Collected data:
* * * * *
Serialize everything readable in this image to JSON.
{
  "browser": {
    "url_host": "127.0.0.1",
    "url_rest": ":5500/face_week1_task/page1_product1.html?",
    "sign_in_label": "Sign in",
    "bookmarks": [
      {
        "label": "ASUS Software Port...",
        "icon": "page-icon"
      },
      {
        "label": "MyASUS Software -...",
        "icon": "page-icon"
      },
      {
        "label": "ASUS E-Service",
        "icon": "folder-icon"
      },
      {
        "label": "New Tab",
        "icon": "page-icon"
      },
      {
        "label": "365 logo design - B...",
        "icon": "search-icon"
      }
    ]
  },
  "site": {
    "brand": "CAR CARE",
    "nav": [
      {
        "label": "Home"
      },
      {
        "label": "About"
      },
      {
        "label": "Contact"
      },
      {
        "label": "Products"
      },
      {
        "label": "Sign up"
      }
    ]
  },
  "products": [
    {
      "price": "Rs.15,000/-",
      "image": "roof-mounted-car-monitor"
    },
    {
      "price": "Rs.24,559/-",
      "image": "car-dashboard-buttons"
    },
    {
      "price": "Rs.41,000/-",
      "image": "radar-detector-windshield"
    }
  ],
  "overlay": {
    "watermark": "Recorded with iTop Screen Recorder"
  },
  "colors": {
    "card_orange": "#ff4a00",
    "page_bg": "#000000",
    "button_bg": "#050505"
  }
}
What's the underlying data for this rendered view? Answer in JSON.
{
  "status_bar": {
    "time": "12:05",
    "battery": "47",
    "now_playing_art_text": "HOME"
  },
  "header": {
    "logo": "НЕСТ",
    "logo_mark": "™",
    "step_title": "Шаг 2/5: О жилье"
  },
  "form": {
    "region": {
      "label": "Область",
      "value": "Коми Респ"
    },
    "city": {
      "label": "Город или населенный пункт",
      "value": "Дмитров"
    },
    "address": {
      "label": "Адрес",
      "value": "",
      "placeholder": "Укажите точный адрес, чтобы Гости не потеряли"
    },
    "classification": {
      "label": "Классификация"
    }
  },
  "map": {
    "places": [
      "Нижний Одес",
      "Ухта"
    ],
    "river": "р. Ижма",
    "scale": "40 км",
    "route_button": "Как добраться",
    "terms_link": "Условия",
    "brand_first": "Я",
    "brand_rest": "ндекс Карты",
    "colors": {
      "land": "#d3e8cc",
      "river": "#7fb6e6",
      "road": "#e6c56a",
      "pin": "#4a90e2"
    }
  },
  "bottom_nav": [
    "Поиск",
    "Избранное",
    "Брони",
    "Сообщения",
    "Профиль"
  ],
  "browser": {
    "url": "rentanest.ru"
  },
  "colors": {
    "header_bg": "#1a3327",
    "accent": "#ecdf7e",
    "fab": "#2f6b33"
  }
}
* * * * *
Your objective:
Transcribe each entry exactly.

Response to this task:
Serialize everything readable in this image to JSON.
{
  "browser": {
    "url_host": "127.0.0.1",
    "url_rest": ":5500/face_week1_task/page1_product1.html?",
    "sign_in_label": "Sign in",
    "bookmarks": [
      {
        "label": "ASUS Software Port...",
        "icon": "page-icon"
      },
      {
        "label": "MyASUS Software -...",
        "icon": "page-icon"
      },
      {
        "label": "ASUS E-Service",
        "icon": "folder-icon"
      },
      {
        "label": "New Tab",
        "icon": "page-icon"
      },
      {
        "label": "365 logo design - B...",
        "icon": "search-icon"
      }
    ]
  },
  "site": {
    "brand": "CAR CARE",
    "nav": [
      {
        "label": "Home"
      },
      {
        "label": "About"
      },
      {
        "label": "Contact"
      },
      {
        "label": "Products"
      },
      {
        "label": "Sign up"
      }
    ]
  },
  "products": [
    {
      "price": "Rs.15,000/-",
      "image": "roof-mounted-car-monitor"
    },
    {
      "price": "Rs.24,559/-",
      "image": "car-dashboard-buttons"
    },
    {
      "price": "Rs.41,000/-",
      "image": "radar-detector-windshield"
    }
  ],
  "overlay": {
    "watermark": "Recorded with iTop Screen Recorder"
  },
  "colors": {
    "card_orange": "#ff4a00",
    "page_bg": "#000000",
    "button_bg": "#050505"
  }
}
What's the underlying data for this rendered view? Answer in JSON.
{
  "status_bar": {
    "time": "12:05",
    "battery": "47",
    "now_playing_art_text": "HOME"
  },
  "header": {
    "logo": "НЕСТ",
    "logo_mark": "™",
    "step_title": "Шаг 2/5: О жилье"
  },
  "form": {
    "region": {
      "label": "Область",
      "value": "Коми Респ"
    },
    "city": {
      "label": "Город или населенный пункт",
      "value": "Дмитров"
    },
    "address": {
      "label": "Адрес",
      "value": "",
      "placeholder": "Укажите точный адрес, чтобы Гости не потеряли"
    },
    "classification": {
      "label": "Классификация"
    }
  },
  "map": {
    "places": [
      "Нижний Одес",
      "Ухта"
    ],
    "river": "р. Ижма",
    "scale": "40 км",
    "route_button": "Как добраться",
    "terms_link": "Условия",
    "brand_first": "Я",
    "brand_rest": "ндекс Карты",
    "colors": {
      "land": "#d3e8cc",
      "river": "#7fb6e6",
      "road": "#e6c56a",
      "pin": "#4a90e2"
    }
  },
  "bottom_nav": [
    "Поиск",
    "Избранное",
    "Брони",
    "Сообщения",
    "Профиль"
  ],
  "browser": {
    "url": "rentanest.ru"
  },
  "colors": {
    "header_bg": "#1a3327",
    "accent": "#ecdf7e",
    "fab": "#2f6b33"
  }
}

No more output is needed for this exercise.